**Exercise objective:**
Look at the entries below and reproduce them exactly.

Data excerpts

┌──

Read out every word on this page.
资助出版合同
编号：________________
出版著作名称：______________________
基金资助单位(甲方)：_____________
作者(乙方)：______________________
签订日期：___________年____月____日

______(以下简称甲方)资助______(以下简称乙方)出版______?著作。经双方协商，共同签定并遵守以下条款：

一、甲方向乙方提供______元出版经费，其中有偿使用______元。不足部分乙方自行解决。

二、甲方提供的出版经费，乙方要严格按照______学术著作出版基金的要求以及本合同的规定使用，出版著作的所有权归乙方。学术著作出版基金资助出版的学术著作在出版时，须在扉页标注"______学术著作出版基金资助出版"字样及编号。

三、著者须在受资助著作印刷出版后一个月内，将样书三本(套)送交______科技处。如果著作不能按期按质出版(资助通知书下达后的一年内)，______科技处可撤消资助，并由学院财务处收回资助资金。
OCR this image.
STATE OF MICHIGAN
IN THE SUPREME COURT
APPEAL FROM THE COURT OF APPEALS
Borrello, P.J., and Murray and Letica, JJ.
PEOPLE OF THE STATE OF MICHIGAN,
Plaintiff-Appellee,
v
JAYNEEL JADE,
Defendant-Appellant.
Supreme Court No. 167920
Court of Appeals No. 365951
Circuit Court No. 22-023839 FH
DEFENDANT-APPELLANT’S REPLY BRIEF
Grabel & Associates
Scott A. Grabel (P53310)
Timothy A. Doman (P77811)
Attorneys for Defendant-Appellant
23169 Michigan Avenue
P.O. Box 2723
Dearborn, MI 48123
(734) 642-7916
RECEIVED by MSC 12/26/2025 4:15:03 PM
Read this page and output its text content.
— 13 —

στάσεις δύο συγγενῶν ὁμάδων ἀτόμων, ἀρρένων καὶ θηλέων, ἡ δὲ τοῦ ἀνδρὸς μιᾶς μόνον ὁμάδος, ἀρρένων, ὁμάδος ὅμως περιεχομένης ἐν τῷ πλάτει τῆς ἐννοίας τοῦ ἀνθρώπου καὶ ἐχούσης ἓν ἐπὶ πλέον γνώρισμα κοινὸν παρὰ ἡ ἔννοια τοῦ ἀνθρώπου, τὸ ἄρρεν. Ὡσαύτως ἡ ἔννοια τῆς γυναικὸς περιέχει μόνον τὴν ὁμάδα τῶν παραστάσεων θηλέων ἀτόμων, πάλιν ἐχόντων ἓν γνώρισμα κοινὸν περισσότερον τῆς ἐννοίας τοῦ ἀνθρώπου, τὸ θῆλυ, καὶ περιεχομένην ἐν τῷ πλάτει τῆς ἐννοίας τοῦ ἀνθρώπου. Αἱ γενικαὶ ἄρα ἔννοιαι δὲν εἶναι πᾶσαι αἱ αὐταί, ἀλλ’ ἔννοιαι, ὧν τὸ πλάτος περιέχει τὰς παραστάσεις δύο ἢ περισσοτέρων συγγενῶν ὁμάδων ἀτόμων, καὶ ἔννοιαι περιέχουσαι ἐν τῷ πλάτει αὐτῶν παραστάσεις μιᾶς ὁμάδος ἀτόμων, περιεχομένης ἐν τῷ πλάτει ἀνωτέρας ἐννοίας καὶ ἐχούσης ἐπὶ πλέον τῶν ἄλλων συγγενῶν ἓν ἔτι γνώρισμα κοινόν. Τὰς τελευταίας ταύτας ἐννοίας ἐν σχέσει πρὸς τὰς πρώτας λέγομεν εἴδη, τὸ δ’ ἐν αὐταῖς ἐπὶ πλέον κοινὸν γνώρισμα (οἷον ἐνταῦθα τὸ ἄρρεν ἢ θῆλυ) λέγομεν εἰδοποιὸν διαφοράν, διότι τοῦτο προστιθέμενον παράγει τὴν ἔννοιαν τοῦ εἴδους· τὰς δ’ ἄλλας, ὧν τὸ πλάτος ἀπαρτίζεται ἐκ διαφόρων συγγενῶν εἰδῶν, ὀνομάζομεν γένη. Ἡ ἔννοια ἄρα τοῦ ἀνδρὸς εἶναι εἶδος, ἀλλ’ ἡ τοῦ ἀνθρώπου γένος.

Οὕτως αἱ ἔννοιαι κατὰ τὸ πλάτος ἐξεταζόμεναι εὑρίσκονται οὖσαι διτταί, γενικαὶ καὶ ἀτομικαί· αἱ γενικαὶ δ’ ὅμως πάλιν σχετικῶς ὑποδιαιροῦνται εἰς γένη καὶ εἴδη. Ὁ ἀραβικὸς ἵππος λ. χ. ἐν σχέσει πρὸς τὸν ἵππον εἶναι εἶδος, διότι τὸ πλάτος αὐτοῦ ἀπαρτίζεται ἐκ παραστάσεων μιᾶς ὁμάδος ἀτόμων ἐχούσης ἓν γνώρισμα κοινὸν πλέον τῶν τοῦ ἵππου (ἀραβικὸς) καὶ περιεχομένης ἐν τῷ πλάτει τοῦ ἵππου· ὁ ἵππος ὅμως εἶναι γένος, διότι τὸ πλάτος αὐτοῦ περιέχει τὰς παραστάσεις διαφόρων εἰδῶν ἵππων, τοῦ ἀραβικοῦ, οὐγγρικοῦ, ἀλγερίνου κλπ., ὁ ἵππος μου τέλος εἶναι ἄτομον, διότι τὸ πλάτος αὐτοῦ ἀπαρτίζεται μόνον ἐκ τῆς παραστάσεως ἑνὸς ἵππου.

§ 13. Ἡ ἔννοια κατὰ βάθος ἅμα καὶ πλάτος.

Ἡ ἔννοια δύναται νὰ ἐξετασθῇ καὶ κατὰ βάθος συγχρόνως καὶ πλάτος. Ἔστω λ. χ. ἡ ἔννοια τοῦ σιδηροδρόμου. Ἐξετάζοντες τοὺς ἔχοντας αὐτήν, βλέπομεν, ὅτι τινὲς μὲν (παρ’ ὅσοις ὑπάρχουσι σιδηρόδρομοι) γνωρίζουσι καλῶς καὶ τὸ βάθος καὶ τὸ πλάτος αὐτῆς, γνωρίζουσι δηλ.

└──

**Output for this exercise:**
Read out every word on this page.
资助出版合同
编号：________________
出版著作名称：______________________
基金资助单位(甲方)：_____________
作者(乙方)：______________________
签订日期：___________年____月____日

______(以下简称甲方)资助______(以下简称乙方)出版______?著作。经双方协商，共同签定并遵守以下条款：

一、甲方向乙方提供______元出版经费，其中有偿使用______元。不足部分乙方自行解决。

二、甲方提供的出版经费，乙方要严格按照______学术著作出版基金的要求以及本合同的规定使用，出版著作的所有权归乙方。学术著作出版基金资助出版的学术著作在出版时，须在扉页标注"______学术著作出版基金资助出版"字样及编号。

三、著者须在受资助著作印刷出版后一个月内，将样书三本(套)送交______科技处。如果著作不能按期按质出版(资助通知书下达后的一年内)，______科技处可撤消资助，并由学院财务处收回资助资金。
OCR this image.
STATE OF MICHIGAN
IN THE SUPREME COURT
APPEAL FROM THE COURT OF APPEALS
Borrello, P.J., and Murray and Letica, JJ.
PEOPLE OF THE STATE OF MICHIGAN,
Plaintiff-Appellee,
v
JAYNEEL JADE,
Defendant-Appellant.
Supreme Court No. 167920
Court of Appeals No. 365951
Circuit Court No. 22-023839 FH
DEFENDANT-APPELLANT’S REPLY BRIEF
Grabel & Associates
Scott A. Grabel (P53310)
Timothy A. Doman (P77811)
Attorneys for Defendant-Appellant
23169 Michigan Avenue
P.O. Box 2723
Dearborn, MI 48123
(734) 642-7916
RECEIVED by MSC 12/26/2025 4:15:03 PM
Read this page and output its text content.
— 13 —

στάσεις δύο συγγενῶν ὁμάδων ἀτόμων, ἀρρένων καὶ θηλέων, ἡ δὲ τοῦ ἀνδρὸς μιᾶς μόνον ὁμάδος, ἀρρένων, ὁμάδος ὅμως περιεχομένης ἐν τῷ πλάτει τῆς ἐννοίας τοῦ ἀνθρώπου καὶ ἐχούσης ἓν ἐπὶ πλέον γνώρισμα κοινὸν παρὰ ἡ ἔννοια τοῦ ἀνθρώπου, τὸ ἄρρεν. Ὡσαύτως ἡ ἔννοια τῆς γυναικὸς περιέχει μόνον τὴν ὁμάδα τῶν παραστάσεων θηλέων ἀτόμων, πάλιν ἐχόντων ἓν γνώρισμα κοινὸν περισσότερον τῆς ἐννοίας τοῦ ἀνθρώπου, τὸ θῆλυ, καὶ περιεχομένην ἐν τῷ πλάτει τῆς ἐννοίας τοῦ ἀνθρώπου. Αἱ γενικαὶ ἄρα ἔννοιαι δὲν εἶναι πᾶσαι αἱ αὐταί, ἀλλ’ ἔννοιαι, ὧν τὸ πλάτος περιέχει τὰς παραστάσεις δύο ἢ περισσοτέρων συγγενῶν ὁμάδων ἀτόμων, καὶ ἔννοιαι περιέχουσαι ἐν τῷ πλάτει αὐτῶν παραστάσεις μιᾶς ὁμάδος ἀτόμων, περιεχομένης ἐν τῷ πλάτει ἀνωτέρας ἐννοίας καὶ ἐχούσης ἐπὶ πλέον τῶν ἄλλων συγγενῶν ἓν ἔτι γνώρισμα κοινόν. Τὰς τελευταίας ταύτας ἐννοίας ἐν σχέσει πρὸς τὰς πρώτας λέγομεν εἴδη, τὸ δ’ ἐν αὐταῖς ἐπὶ πλέον κοινὸν γνώρισμα (οἷον ἐνταῦθα τὸ ἄρρεν ἢ θῆλυ) λέγομεν εἰδοποιὸν διαφοράν, διότι τοῦτο προστιθέμενον παράγει τὴν ἔννοιαν τοῦ εἴδους· τὰς δ’ ἄλλας, ὧν τὸ πλάτος ἀπαρτίζεται ἐκ διαφόρων συγγενῶν εἰδῶν, ὀνομάζομεν γένη. Ἡ ἔννοια ἄρα τοῦ ἀνδρὸς εἶναι εἶδος, ἀλλ’ ἡ τοῦ ἀνθρώπου γένος.

Οὕτως αἱ ἔννοιαι κατὰ τὸ πλάτος ἐξεταζόμεναι εὑρίσκονται οὖσαι διτταί, γενικαὶ καὶ ἀτομικαί· αἱ γενικαὶ δ’ ὅμως πάλιν σχετικῶς ὑποδιαιροῦνται εἰς γένη καὶ εἴδη. Ὁ ἀραβικὸς ἵππος λ. χ. ἐν σχέσει πρὸς τὸν ἵππον εἶναι εἶδος, διότι τὸ πλάτος αὐτοῦ ἀπαρτίζεται ἐκ παραστάσεων μιᾶς ὁμάδος ἀτόμων ἐχούσης ἓν γνώρισμα κοινὸν πλέον τῶν τοῦ ἵππου (ἀραβικὸς) καὶ περιεχομένης ἐν τῷ πλάτει τοῦ ἵππου· ὁ ἵππος ὅμως εἶναι γένος, διότι τὸ πλάτος αὐτοῦ περιέχει τὰς παραστάσεις διαφόρων εἰδῶν ἵππων, τοῦ ἀραβικοῦ, οὐγγρικοῦ, ἀλγερίνου κλπ., ὁ ἵππος μου τέλος εἶναι ἄτομον, διότι τὸ πλάτος αὐτοῦ ἀπαρτίζεται μόνον ἐκ τῆς παραστάσεως ἑνὸς ἵππου.

§ 13. Ἡ ἔννοια κατὰ βάθος ἅμα καὶ πλάτος.

Ἡ ἔννοια δύναται νὰ ἐξετασθῇ καὶ κατὰ βάθος συγχρόνως καὶ πλάτος. Ἔστω λ. χ. ἡ ἔννοια τοῦ σιδηροδρόμου. Ἐξετάζοντες τοὺς ἔχοντας αὐτήν, βλέπομεν, ὅτι τινὲς μὲν (παρ’ ὅσοις ὑπάρχουσι σιδηρόδρομοι) γνωρίζουσι καλῶς καὶ τὸ βάθος καὶ τὸ πλάτος αὐτῆς, γνωρίζουσι δηλ.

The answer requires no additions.